Delimited Continuations

Continuations are dragons! Keep distance from it and pray some hero to slaught it for you is safer!

Alright, you might leave now.




Oh you don't buy it, right?

Continuations is good for implementing lightweight threads/coroutines. Unlike fork/pthread, such threads won't trap into OS kernel, hence this so-called green-thread would reduce much overhead, and lockfree (actually, just less locks). In brief, it's faster. Unfortunately, I'm not going to discuss what is continuations and how they're implemented in GNU Guile in this article. But it is necessary to explain the difference between full-continuations(call/cc) and delimited-continuations in a simple way. To show why the later would be better for light-weight coroutines. Maybe I could write another article to discuss them, deeper.

Similarly, I will discuss continuations from programing perspective.

When we talk about continuations, people may mention call/cc, as folks may know it is full-continuations. Full stack will be copied when capturing it, nevertheless, the worse situation is in Guile, there'll be two stacks are copied, continuations-stack and VM-stack. Please don't worry if you don't understand what I said. It's too heavy to use call/cc, that's what I want to say. Please see the figure below:

This figure maybe too simple, but you get the idea about how full-continuations are captured in principle.

And how about delimited continuations?

Again, it's too simple to show the true implementation in Guile, but you got how delimited-continuations are captured. Here's a better article if you want to learn more.

I hope it could help to understand why delimited-continuations is excellent for implementing light-weight processes. The point is that you just need to copy few stack frames (rather than full stack) in userland, which is light enough for scheduling.

I'm not going to discuss how to handle delimited-continuations in detail here, because it could be a very large topic. One may play delimited-continuations in many fancy ways. Here I just give an simplest example to show the principle of a coroutine.

(use-modules (ice-9 control)) ; import delimited-continuations module

(define workqueue '())

;; silly function to show the principle
(define (fun x)
  (display "start\n")
  (abort) ; yield here, the rest computation (continuation) is stopped then scheduled
  (display x)(newline)
  (display "end\n"))

;; very simple scheduler, just add a yield thread to a queue
(define (scheduler k)
  (set! workqueue (cons k workqueue)))

;; % is a breviate of call-with-prompt
(define (spawn-thread proc)
  (% (proc) scheduler))

(spawn-thread (lambda () (fun 123)))
;; ==> start

workqueue
;; ==> (#<partial-continuation 28baba0>) ; or something similar

((car workqueue)) ; run this thread
;; ==> 123
       end

You may notice that the key points are two, % for drawing the bottom line for capturing and abort for yielding. Besides, we have scheduler to deal with the captured continuation, it's the second argument of % as you might see.

Well, now I believe it's enough to enter Actors.

### Task list
1. Answer these questions about the text on delimited continuations:
(a) Why would green threads reduce overhead compared with fork/pthread?
(b) In Guile, which two stacks are copied when call/cc captures a continuation?
(c) In the code example, what is % an abbreviation of?
2. Summarize the text on delimited continuations in two sentences.

(Document layout detection data)
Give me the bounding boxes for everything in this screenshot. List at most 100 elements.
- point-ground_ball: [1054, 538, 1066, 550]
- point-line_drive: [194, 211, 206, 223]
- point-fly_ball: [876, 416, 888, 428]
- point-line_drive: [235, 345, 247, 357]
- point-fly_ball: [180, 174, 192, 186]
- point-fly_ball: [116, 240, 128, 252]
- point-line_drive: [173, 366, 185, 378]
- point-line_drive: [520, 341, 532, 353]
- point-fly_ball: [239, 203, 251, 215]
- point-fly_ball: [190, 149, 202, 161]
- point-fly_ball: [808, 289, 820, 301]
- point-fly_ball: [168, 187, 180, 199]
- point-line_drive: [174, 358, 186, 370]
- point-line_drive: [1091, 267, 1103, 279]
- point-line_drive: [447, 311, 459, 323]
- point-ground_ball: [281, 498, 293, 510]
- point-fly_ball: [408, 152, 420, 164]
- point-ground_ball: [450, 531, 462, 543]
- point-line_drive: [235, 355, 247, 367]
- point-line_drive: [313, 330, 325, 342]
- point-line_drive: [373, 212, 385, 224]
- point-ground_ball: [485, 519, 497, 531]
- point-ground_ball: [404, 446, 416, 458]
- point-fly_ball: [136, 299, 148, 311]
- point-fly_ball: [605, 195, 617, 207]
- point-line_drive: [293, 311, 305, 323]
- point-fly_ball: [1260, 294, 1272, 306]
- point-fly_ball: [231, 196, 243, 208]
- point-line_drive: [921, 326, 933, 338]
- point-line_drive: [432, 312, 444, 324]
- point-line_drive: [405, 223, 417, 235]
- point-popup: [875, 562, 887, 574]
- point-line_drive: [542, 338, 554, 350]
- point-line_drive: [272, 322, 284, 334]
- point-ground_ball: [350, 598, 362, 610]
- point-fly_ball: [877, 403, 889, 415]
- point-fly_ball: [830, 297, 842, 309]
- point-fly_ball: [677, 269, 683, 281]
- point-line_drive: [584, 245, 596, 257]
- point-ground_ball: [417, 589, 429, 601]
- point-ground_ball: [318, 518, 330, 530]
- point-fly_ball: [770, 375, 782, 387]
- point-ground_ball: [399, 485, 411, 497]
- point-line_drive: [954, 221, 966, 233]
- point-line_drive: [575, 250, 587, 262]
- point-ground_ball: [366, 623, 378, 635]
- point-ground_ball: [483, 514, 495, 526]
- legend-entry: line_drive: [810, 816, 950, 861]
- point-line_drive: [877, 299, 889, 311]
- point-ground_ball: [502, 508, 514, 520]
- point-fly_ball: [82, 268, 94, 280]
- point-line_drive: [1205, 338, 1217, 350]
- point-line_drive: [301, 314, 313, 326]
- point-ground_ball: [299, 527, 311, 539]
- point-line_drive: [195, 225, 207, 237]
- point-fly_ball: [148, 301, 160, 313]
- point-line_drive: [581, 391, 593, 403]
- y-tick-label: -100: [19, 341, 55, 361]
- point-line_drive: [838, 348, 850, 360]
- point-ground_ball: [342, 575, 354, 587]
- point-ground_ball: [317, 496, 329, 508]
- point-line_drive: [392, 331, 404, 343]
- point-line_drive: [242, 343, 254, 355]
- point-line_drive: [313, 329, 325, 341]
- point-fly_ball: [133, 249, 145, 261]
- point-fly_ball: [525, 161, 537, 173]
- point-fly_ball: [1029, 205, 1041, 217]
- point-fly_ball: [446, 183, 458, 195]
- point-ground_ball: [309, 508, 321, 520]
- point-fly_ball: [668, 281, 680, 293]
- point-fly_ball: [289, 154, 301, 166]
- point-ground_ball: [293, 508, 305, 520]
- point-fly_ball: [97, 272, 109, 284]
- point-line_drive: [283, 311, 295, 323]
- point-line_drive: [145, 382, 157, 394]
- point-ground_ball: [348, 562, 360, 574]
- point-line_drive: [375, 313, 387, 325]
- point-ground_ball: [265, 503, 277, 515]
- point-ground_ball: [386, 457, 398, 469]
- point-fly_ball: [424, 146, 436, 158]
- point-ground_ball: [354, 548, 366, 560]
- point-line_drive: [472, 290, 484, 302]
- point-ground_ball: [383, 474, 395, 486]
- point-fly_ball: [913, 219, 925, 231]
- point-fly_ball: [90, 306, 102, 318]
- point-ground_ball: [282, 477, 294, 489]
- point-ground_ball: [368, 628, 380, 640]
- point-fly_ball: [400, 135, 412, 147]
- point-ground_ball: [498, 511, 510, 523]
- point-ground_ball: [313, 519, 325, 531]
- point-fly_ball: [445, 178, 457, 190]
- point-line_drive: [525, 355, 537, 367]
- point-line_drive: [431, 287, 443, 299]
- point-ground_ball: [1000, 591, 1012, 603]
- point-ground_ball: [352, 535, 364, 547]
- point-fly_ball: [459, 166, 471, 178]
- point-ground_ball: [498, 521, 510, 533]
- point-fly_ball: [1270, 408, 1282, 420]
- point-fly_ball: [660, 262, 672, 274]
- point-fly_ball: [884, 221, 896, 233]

### Answers to the exercise
1.
(a) Unlike fork/pthread, they won't trap into the OS kernel.
(b) The continuations-stack and the VM-stack.
(c) call-with-prompt.

2. Delimited continuations are excellent for implementing lightweight threads or coroutines in Guile because only a few stack frames are copied in userland, while call/cc copies the full stack and, in Guile, both the continuations-stack and the VM-stack. A simple coroutine example uses % to draw the bottom line for capturing, abort to yield, and a scheduler that adds the captured continuation to a work queue.